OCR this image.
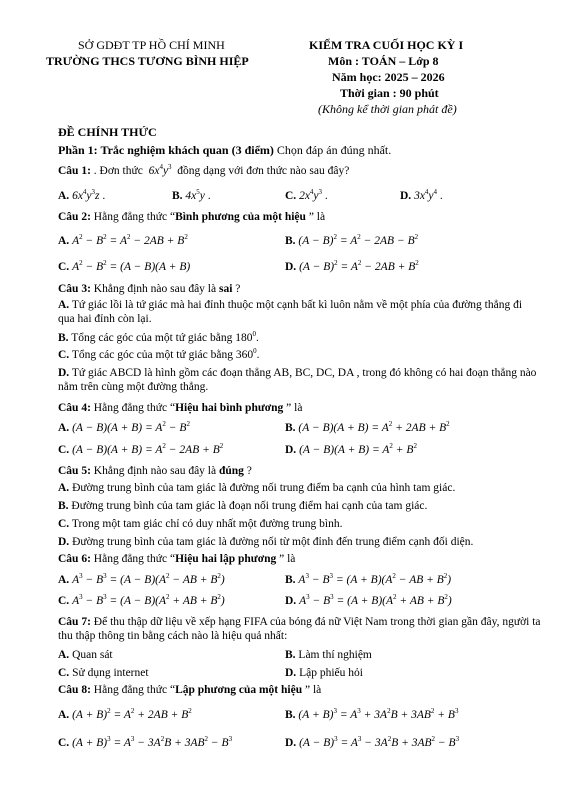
SỞ GDĐT TP HỒ CHÍ MINH
TRƯỜNG THCS TƯƠNG BÌNH HIỆP
KIỂM TRA CUỐI HỌC KỲ I
Môn : TOÁN – Lớp 8
Năm học: 2025 – 2026
Thời gian : 90 phút
(Không kể thời gian phát đề)
ĐỀ CHÍNH THỨC
Phần 1: Trắc nghiệm khách quan (3 điểm) Chọn đáp án đúng nhất.
Câu 1: . Đơn thức  $6x^4y^3$ đồng dạng với đơn thức nào sau đây?
A. $6x^4y^3z$ .	B. $4x^5y$ .	C. $2x^4y^3$ .	D. $3x^4y^4$ .
Câu 2: Hằng đẳng thức “Bình phương của một hiệu ” là
A. $A^2 - B^2 = A^2 - 2AB + B^2$	B. $(A - B)^2 = A^2 - 2AB - B^2$
C. $A^2 - B^2 = (A - B)(A + B)$	D. $(A - B)^2 = A^2 - 2AB + B^2$
Câu 3: Khẳng định nào sau đây là sai ?
A. Tứ giác lồi là tứ giác mà hai đỉnh thuộc một cạnh bất kì luôn nằm về một phía của đường thẳng đi qua hai đỉnh còn lại.
B. Tổng các góc của một tứ giác bằng $180^0$.
C. Tổng các góc của một tứ giác bằng $360^0$.
D. Tứ giác ABCD là hình gồm các đoạn thẳng AB, BC, DC, DA , trong đó không có hai đoạn thẳng nào nằm trên cùng một đường thẳng.
Câu 4: Hằng đẳng thức “Hiệu hai bình phương ” là
A. $(A - B)(A + B) = A^2 - B^2$	B. $(A - B)(A + B) = A^2 + 2AB + B^2$
C. $(A - B)(A + B) = A^2 - 2AB + B^2$	D. $(A - B)(A + B) = A^2 + B^2$
Câu 5: Khẳng định nào sau đây là đúng ?
A. Đường trung bình của tam giác là đường nối trung điểm ba cạnh của hình tam giác.
B. Đường trung bình của tam giác là đoạn nối trung điểm hai cạnh của tam giác.
C. Trong một tam giác chỉ có duy nhất một đường trung bình.
D. Đường trung bình của tam giác là đường nối từ một đỉnh đến trung điểm cạnh đối diện.
Câu 6: Hằng đẳng thức “Hiệu hai lập phương ” là
A. $A^3 - B^3 = (A - B)(A^2$ − AB + $B^2$)	B. $A^3 - B^3 = (A + B)(A^2$ − AB + $B^2$)
C. $A^3 - B^3 = (A - B)(A^2$ + AB + $B^2$)	D. $A^3 - B^3 = (A + B)(A^2$ + AB + $B^2$)
Câu 7: Để thu thập dữ liệu về xếp hạng FIFA của bóng đá nữ Việt Nam trong thời gian gần đây, người ta thu thập thông tin bằng cách nào là hiệu quả nhất:
A. Quan sát	B. Làm thí nghiệm
C. Sử dụng internet	D. Lập phiếu hỏi
Câu 8: Hằng đẳng thức “Lập phương của một hiệu ” là
A. $(A + B)^2 = A^2 + 2AB + B^2$	B. $(A + B)^3 = A^3 + 3A^2B + 3AB^2 + B^3$
C. $(A + B)^3 = A^3 - 3A^2B + 3AB^2 - B^3$	D. $(A - B)^3 = A^3 - 3A^2B + 3AB^2 - B^3$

» Exercise objective: Transcribe the entries above verbatim, omitting their pictures.

» Full answer:
OCR this image.
SỞ GDĐT TP HỒ CHÍ MINH
TRƯỜNG THCS TƯƠNG BÌNH HIỆP
KIỂM TRA CUỐI HỌC KỲ I
Môn : TOÁN – Lớp 8
Năm học: 2025 – 2026
Thời gian : 90 phút
(Không kể thời gian phát đề)
ĐỀ CHÍNH THỨC
Phần 1: Trắc nghiệm khách quan (3 điểm) Chọn đáp án đúng nhất.
Câu 1: . Đơn thức  $6x^4y^3$ đồng dạng với đơn thức nào sau đây?
A. $6x^4y^3z$ .	B. $4x^5y$ .	C. $2x^4y^3$ .	D. $3x^4y^4$ .
Câu 2: Hằng đẳng thức “Bình phương của một hiệu ” là
A. $A^2 - B^2 = A^2 - 2AB + B^2$	B. $(A - B)^2 = A^2 - 2AB - B^2$
C. $A^2 - B^2 = (A - B)(A + B)$	D. $(A - B)^2 = A^2 - 2AB + B^2$
Câu 3: Khẳng định nào sau đây là sai ?
A. Tứ giác lồi là tứ giác mà hai đỉnh thuộc một cạnh bất kì luôn nằm về một phía của đường thẳng đi qua hai đỉnh còn lại.
B. Tổng các góc của một tứ giác bằng $180^0$.
C. Tổng các góc của một tứ giác bằng $360^0$.
D. Tứ giác ABCD là hình gồm các đoạn thẳng AB, BC, DC, DA , trong đó không có hai đoạn thẳng nào nằm trên cùng một đường thẳng.
Câu 4: Hằng đẳng thức “Hiệu hai bình phương ” là
A. $(A - B)(A + B) = A^2 - B^2$	B. $(A - B)(A + B) = A^2 + 2AB + B^2$
C. $(A - B)(A + B) = A^2 - 2AB + B^2$	D. $(A - B)(A + B) = A^2 + B^2$
Câu 5: Khẳng định nào sau đây là đúng ?
A. Đường trung bình của tam giác là đường nối trung điểm ba cạnh của hình tam giác.
B. Đường trung bình của tam giác là đoạn nối trung điểm hai cạnh của tam giác.
C. Trong một tam giác chỉ có duy nhất một đường trung bình.
D. Đường trung bình của tam giác là đường nối từ một đỉnh đến trung điểm cạnh đối diện.
Câu 6: Hằng đẳng thức “Hiệu hai lập phương ” là
A. $A^3 - B^3 = (A - B)(A^2$ − AB + $B^2$)	B. $A^3 - B^3 = (A + B)(A^2$ − AB + $B^2$)
C. $A^3 - B^3 = (A - B)(A^2$ + AB + $B^2$)	D. $A^3 - B^3 = (A + B)(A^2$ + AB + $B^2$)
Câu 7: Để thu thập dữ liệu về xếp hạng FIFA của bóng đá nữ Việt Nam trong thời gian gần đây, người ta thu thập thông tin bằng cách nào là hiệu quả nhất:
A. Quan sát	B. Làm thí nghiệm
C. Sử dụng internet	D. Lập phiếu hỏi
Câu 8: Hằng đẳng thức “Lập phương của một hiệu ” là
A. $(A + B)^2 = A^2 + 2AB + B^2$	B. $(A + B)^3 = A^3 + 3A^2B + 3AB^2 + B^3$
C. $(A + B)^3 = A^3 - 3A^2B + 3AB^2 - B^3$	D. $(A - B)^3 = A^3 - 3A^2B + 3AB^2 - B^3$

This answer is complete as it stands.